--- start of GIVEN ENTRIES ---

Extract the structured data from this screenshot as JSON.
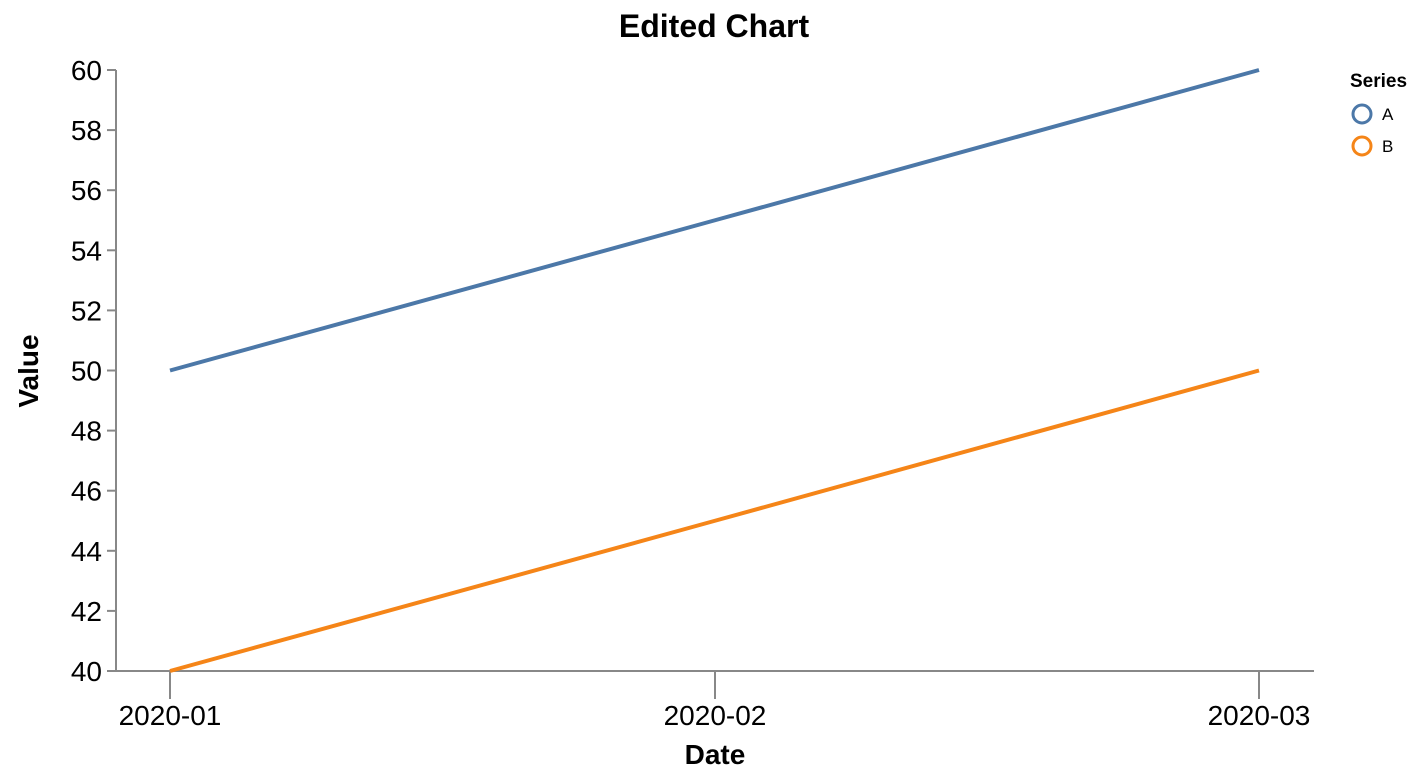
{
  "chart_data": {
    "type": "line",
    "title": "Edited Chart",
    "xlabel": "Date",
    "ylabel": "Value",
    "x": [
      "2020-01",
      "2020-02",
      "2020-03"
    ],
    "ylim": [
      40,
      60
    ],
    "yticks": [
      40,
      42,
      44,
      46,
      48,
      50,
      52,
      54,
      56,
      58,
      60
    ],
    "grid": false,
    "legend": {
      "title": "Series",
      "placement": "top-right"
    },
    "series": [
      {
        "name": "A",
        "color": "#4c78a8",
        "values": [
          50,
          55,
          60
        ]
      },
      {
        "name": "B",
        "color": "#f58518",
        "values": [
          40,
          45,
          50
        ]
      }
    ]
  }
}
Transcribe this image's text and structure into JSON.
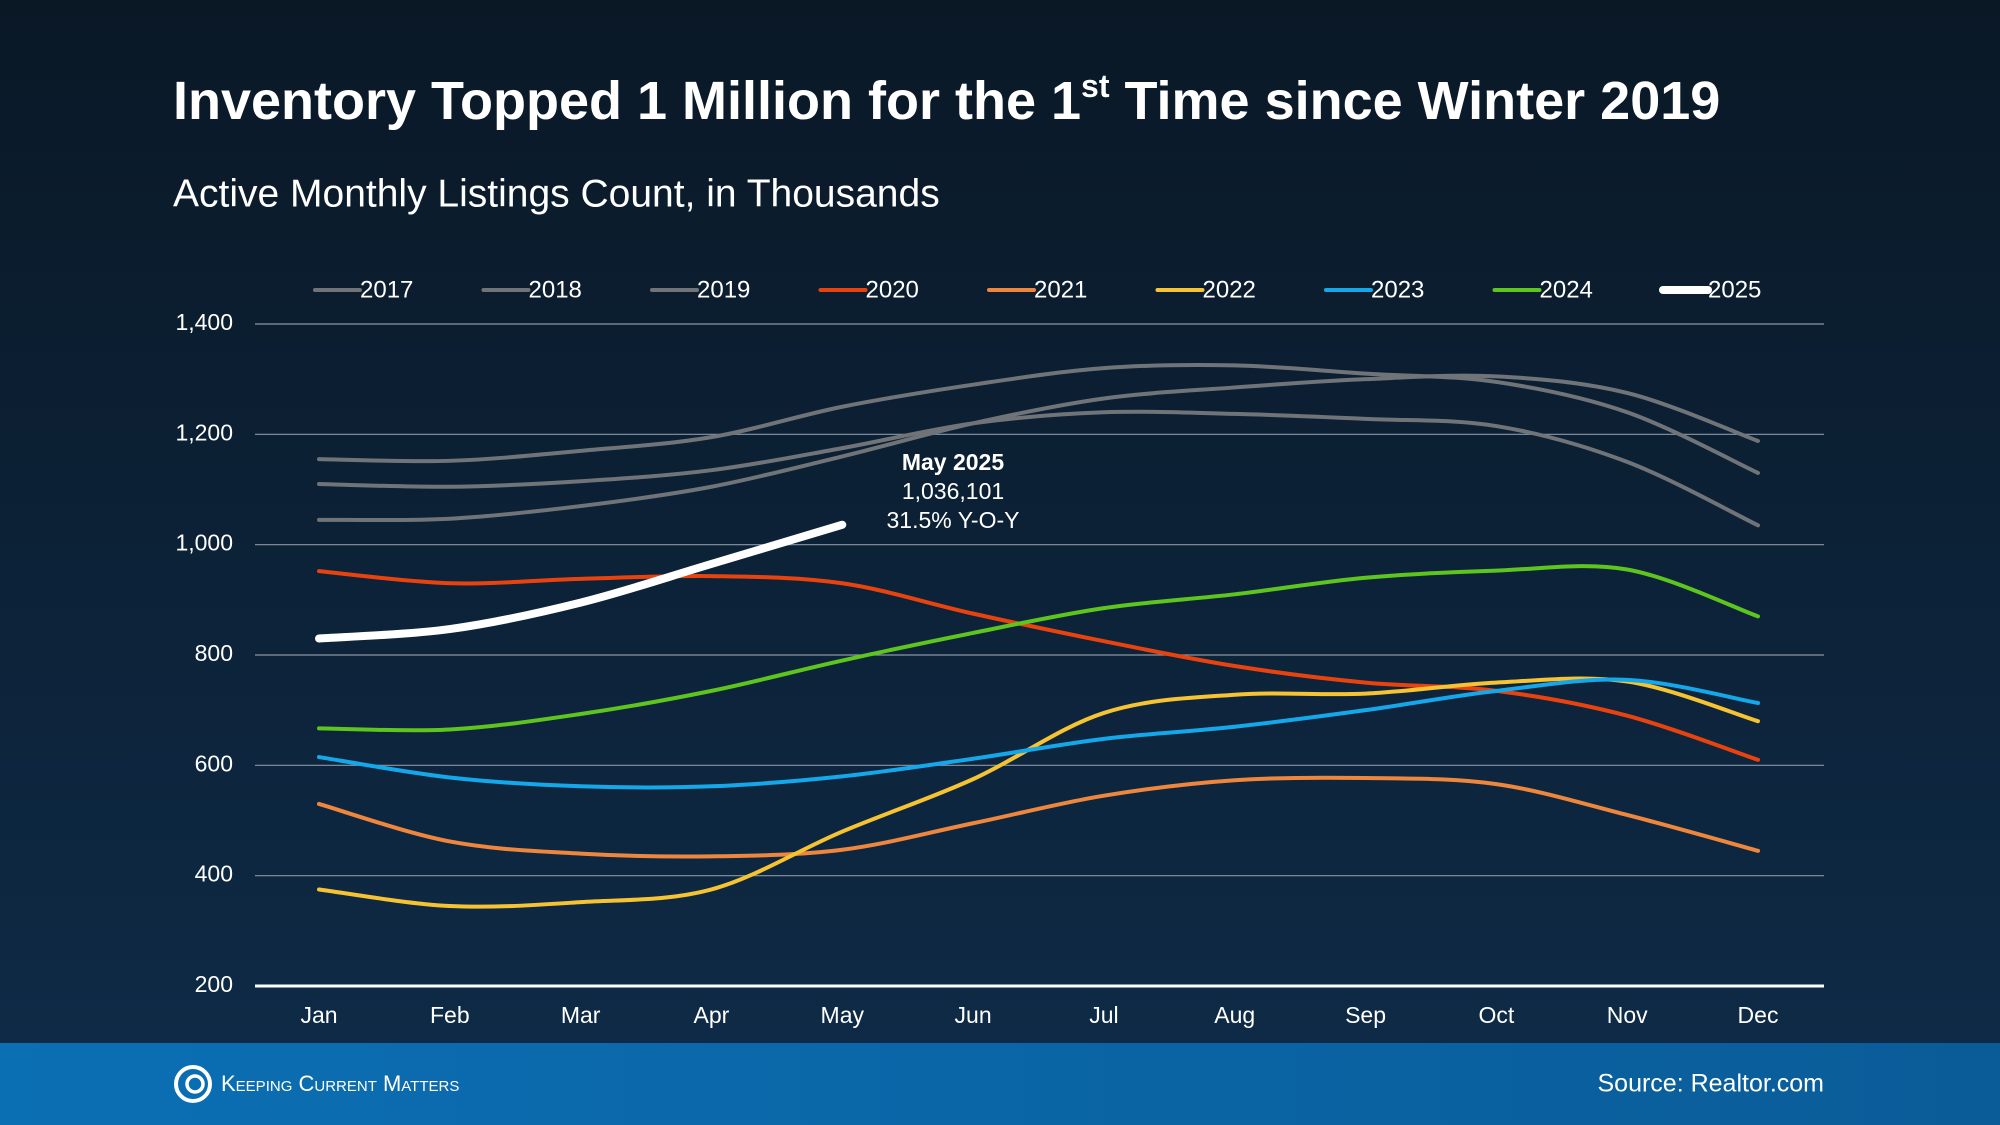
{
  "chart_data": {
    "type": "line",
    "title": [
      "Inventory Topped 1 Million for the 1",
      "st",
      " Time since Winter 2019"
    ],
    "subtitle": "Active Monthly Listings Count, in Thousands",
    "categories": [
      "Jan",
      "Feb",
      "Mar",
      "Apr",
      "May",
      "Jun",
      "Jul",
      "Aug",
      "Sep",
      "Oct",
      "Nov",
      "Dec"
    ],
    "ylim": [
      200,
      1400
    ],
    "yticks": [
      200,
      400,
      600,
      800,
      {
        "value": 1000,
        "label": "1,000"
      },
      {
        "value": 1200,
        "label": "1,200"
      },
      {
        "value": 1400,
        "label": "1,400"
      }
    ],
    "grid": true,
    "legend": "top",
    "series": [
      {
        "name": "2017",
        "color": "#707478",
        "values": [
          1155,
          1152,
          1170,
          1195,
          1250,
          1290,
          1320,
          1325,
          1310,
          1295,
          1240,
          1130
        ]
      },
      {
        "name": "2018",
        "color": "#707478",
        "values": [
          1045,
          1047,
          1070,
          1105,
          1160,
          1220,
          1265,
          1285,
          1300,
          1305,
          1275,
          1188
        ]
      },
      {
        "name": "2019",
        "color": "#707478",
        "values": [
          1110,
          1105,
          1115,
          1135,
          1175,
          1220,
          1240,
          1237,
          1228,
          1215,
          1150,
          1035
        ]
      },
      {
        "name": "2020",
        "color": "#e8430f",
        "values": [
          952,
          930,
          938,
          943,
          930,
          875,
          825,
          780,
          750,
          735,
          690,
          610
        ]
      },
      {
        "name": "2021",
        "color": "#ee873d",
        "values": [
          530,
          462,
          440,
          435,
          447,
          495,
          545,
          573,
          577,
          566,
          510,
          445
        ]
      },
      {
        "name": "2022",
        "color": "#f6c333",
        "values": [
          375,
          345,
          352,
          375,
          480,
          575,
          695,
          728,
          730,
          750,
          752,
          680
        ]
      },
      {
        "name": "2023",
        "color": "#14a8ea",
        "values": [
          615,
          578,
          562,
          562,
          580,
          612,
          648,
          670,
          700,
          735,
          755,
          713
        ]
      },
      {
        "name": "2024",
        "color": "#5ec41e",
        "values": [
          667,
          665,
          693,
          735,
          790,
          840,
          885,
          910,
          940,
          953,
          955,
          870
        ]
      },
      {
        "name": "2025",
        "color": "#ffffff",
        "values": [
          830,
          847,
          895,
          965,
          1036.101,
          null,
          null,
          null,
          null,
          null,
          null,
          null
        ]
      }
    ],
    "annotation": {
      "title": "May 2025",
      "value": "1,036,101",
      "change": "31.5% Y-O-Y"
    },
    "brand": "Keeping Current Matters",
    "source": "Source: Realtor.com"
  }
}
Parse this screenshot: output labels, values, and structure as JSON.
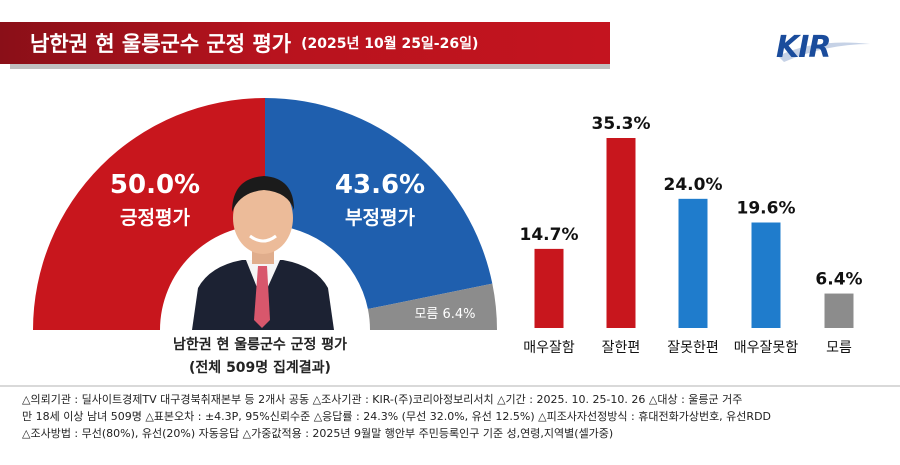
{
  "header": {
    "title": "남한권 현 울릉군수 군정 평가",
    "date": "(2025년 10월 25일-26일)",
    "logo": "KIR"
  },
  "caption": {
    "line1": "남한권 현 울릉군수 군정 평가",
    "line2": "(전체 509명 집계결과)"
  },
  "colors": {
    "positive": "#c8161d",
    "negative": "#1f5fae",
    "unknown": "#8c8c8c",
    "banner": "#b8131e"
  },
  "chart_data": [
    {
      "type": "pie",
      "title": "남한권 현 울릉군수 군정 평가",
      "slices": [
        {
          "label": "긍정평가",
          "value": 50.0,
          "display": "50.0%"
        },
        {
          "label": "부정평가",
          "value": 43.6,
          "display": "43.6%"
        },
        {
          "label": "모름",
          "value": 6.4,
          "display": "모름 6.4%"
        }
      ]
    },
    {
      "type": "bar",
      "categories": [
        "매우잘함",
        "잘한편",
        "잘못한편",
        "매우잘못함",
        "모름"
      ],
      "values": [
        14.7,
        35.3,
        24.0,
        19.6,
        6.4
      ],
      "labels": [
        "14.7%",
        "35.3%",
        "24.0%",
        "19.6%",
        "6.4%"
      ],
      "colors": [
        "#c8161d",
        "#c8161d",
        "#1f7ccc",
        "#1f7ccc",
        "#8c8c8c"
      ],
      "ylim": [
        0,
        40
      ]
    }
  ],
  "footer": {
    "line1": "△의뢰기관 : 딜사이트경제TV 대구경북취재본부 등 2개사 공동   △조사기관 : KIR-(주)코리아정보리서치   △기간 : 2025. 10. 25-10. 26   △대상 : 울릉군 거주",
    "line2": "만 18세 이상 남녀 509명   △표본오차 : ±4.3P, 95%신뢰수준   △응답률 : 24.3% (무선 32.0%, 유선 12.5%)   △피조사자선정방식 : 휴대전화가상번호, 유선RDD",
    "line3": "△조사방법 : 무선(80%), 유선(20%) 자동응답   △가중값적용 : 2025년 9월말 행안부 주민등록인구 기준 성,연령,지역별(셀가중)"
  }
}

--- end of GIVEN ENTRIES ---

▶ **DIRECTIONS**
Pictures in the records must not appear in the copy; transcribe everything else precisely.

▶ **EXPECTED ANSWER**
Extract the structured data from this screenshot as JSON.
{
  "chart_data": {
    "type": "line",
    "title": "Edited Chart",
    "xlabel": "Date",
    "ylabel": "Value",
    "x": [
      "2020-01",
      "2020-02",
      "2020-03"
    ],
    "ylim": [
      40,
      60
    ],
    "yticks": [
      40,
      42,
      44,
      46,
      48,
      50,
      52,
      54,
      56,
      58,
      60
    ],
    "grid": false,
    "legend": {
      "title": "Series",
      "placement": "top-right"
    },
    "series": [
      {
        "name": "A",
        "color": "#4c78a8",
        "values": [
          50,
          55,
          60
        ]
      },
      {
        "name": "B",
        "color": "#f58518",
        "values": [
          40,
          45,
          50
        ]
      }
    ]
  }
}
Transcribe this image's text and structure into JSON.
{
  "chart_data": {
    "type": "line",
    "title": [
      "Inventory Topped 1 Million for the 1",
      "st",
      " Time since Winter 2019"
    ],
    "subtitle": "Active Monthly Listings Count, in Thousands",
    "categories": [
      "Jan",
      "Feb",
      "Mar",
      "Apr",
      "May",
      "Jun",
      "Jul",
      "Aug",
      "Sep",
      "Oct",
      "Nov",
      "Dec"
    ],
    "ylim": [
      200,
      1400
    ],
    "yticks": [
      200,
      400,
      600,
      800,
      {
        "value": 1000,
        "label": "1,000"
      },
      {
        "value": 1200,
        "label": "1,200"
      },
      {
        "value": 1400,
        "label": "1,400"
      }
    ],
    "grid": true,
    "legend": "top",
    "series": [
      {
        "name": "2017",
        "color": "#707478",
        "values": [
          1155,
          1152,
          1170,
          1195,
          1250,
          1290,
          1320,
          1325,
          1310,
          1295,
          1240,
          1130
        ]
      },
      {
        "name": "2018",
        "color": "#707478",
        "values": [
          1045,
          1047,
          1070,
          1105,
          1160,
          1220,
          1265,
          1285,
          1300,
          1305,
          1275,
          1188
        ]
      },
      {
        "name": "2019",
        "color": "#707478",
        "values": [
          1110,
          1105,
          1115,
          1135,
          1175,
          1220,
          1240,
          1237,
          1228,
          1215,
          1150,
          1035
        ]
      },
      {
        "name": "2020",
        "color": "#e8430f",
        "values": [
          952,
          930,
          938,
          943,
          930,
          875,
          825,
          780,
          750,
          735,
          690,
          610
        ]
      },
      {
        "name": "2021",
        "color": "#ee873d",
        "values": [
          530,
          462,
          440,
          435,
          447,
          495,
          545,
          573,
          577,
          566,
          510,
          445
        ]
      },
      {
        "name": "2022",
        "color": "#f6c333",
        "values": [
          375,
          345,
          352,
          375,
          480,
          575,
          695,
          728,
          730,
          750,
          752,
          680
        ]
      },
      {
        "name": "2023",
        "color": "#14a8ea",
        "values": [
          615,
          578,
          562,
          562,
          580,
          612,
          648,
          670,
          700,
          735,
          755,
          713
        ]
      },
      {
        "name": "2024",
        "color": "#5ec41e",
        "values": [
          667,
          665,
          693,
          735,
          790,
          840,
          885,
          910,
          940,
          953,
          955,
          870
        ]
      },
      {
        "name": "2025",
        "color": "#ffffff",
        "values": [
          830,
          847,
          895,
          965,
          1036.101,
          null,
          null,
          null,
          null,
          null,
          null,
          null
        ]
      }
    ],
    "annotation": {
      "title": "May 2025",
      "value": "1,036,101",
      "change": "31.5% Y-O-Y"
    },
    "brand": "Keeping Current Matters",
    "source": "Source: Realtor.com"
  }
}
Parse this screenshot: output labels, values, and structure as JSON.
{
  "header": {
    "title": "남한권 현 울릉군수 군정 평가",
    "date": "(2025년 10월 25일-26일)",
    "logo": "KIR"
  },
  "caption": {
    "line1": "남한권 현 울릉군수 군정 평가",
    "line2": "(전체 509명 집계결과)"
  },
  "colors": {
    "positive": "#c8161d",
    "negative": "#1f5fae",
    "unknown": "#8c8c8c",
    "banner": "#b8131e"
  },
  "chart_data": [
    {
      "type": "pie",
      "title": "남한권 현 울릉군수 군정 평가",
      "slices": [
        {
          "label": "긍정평가",
          "value": 50.0,
          "display": "50.0%"
        },
        {
          "label": "부정평가",
          "value": 43.6,
          "display": "43.6%"
        },
        {
          "label": "모름",
          "value": 6.4,
          "display": "모름 6.4%"
        }
      ]
    },
    {
      "type": "bar",
      "categories": [
        "매우잘함",
        "잘한편",
        "잘못한편",
        "매우잘못함",
        "모름"
      ],
      "values": [
        14.7,
        35.3,
        24.0,
        19.6,
        6.4
      ],
      "labels": [
        "14.7%",
        "35.3%",
        "24.0%",
        "19.6%",
        "6.4%"
      ],
      "colors": [
        "#c8161d",
        "#c8161d",
        "#1f7ccc",
        "#1f7ccc",
        "#8c8c8c"
      ],
      "ylim": [
        0,
        40
      ]
    }
  ],
  "footer": {
    "line1": "△의뢰기관 : 딜사이트경제TV 대구경북취재본부 등 2개사 공동   △조사기관 : KIR-(주)코리아정보리서치   △기간 : 2025. 10. 25-10. 26   △대상 : 울릉군 거주",
    "line2": "만 18세 이상 남녀 509명   △표본오차 : ±4.3P, 95%신뢰수준   △응답률 : 24.3% (무선 32.0%, 유선 12.5%)   △피조사자선정방식 : 휴대전화가상번호, 유선RDD",
    "line3": "△조사방법 : 무선(80%), 유선(20%) 자동응답   △가중값적용 : 2025년 9월말 행안부 주민등록인구 기준 성,연령,지역별(셀가중)"
  }
}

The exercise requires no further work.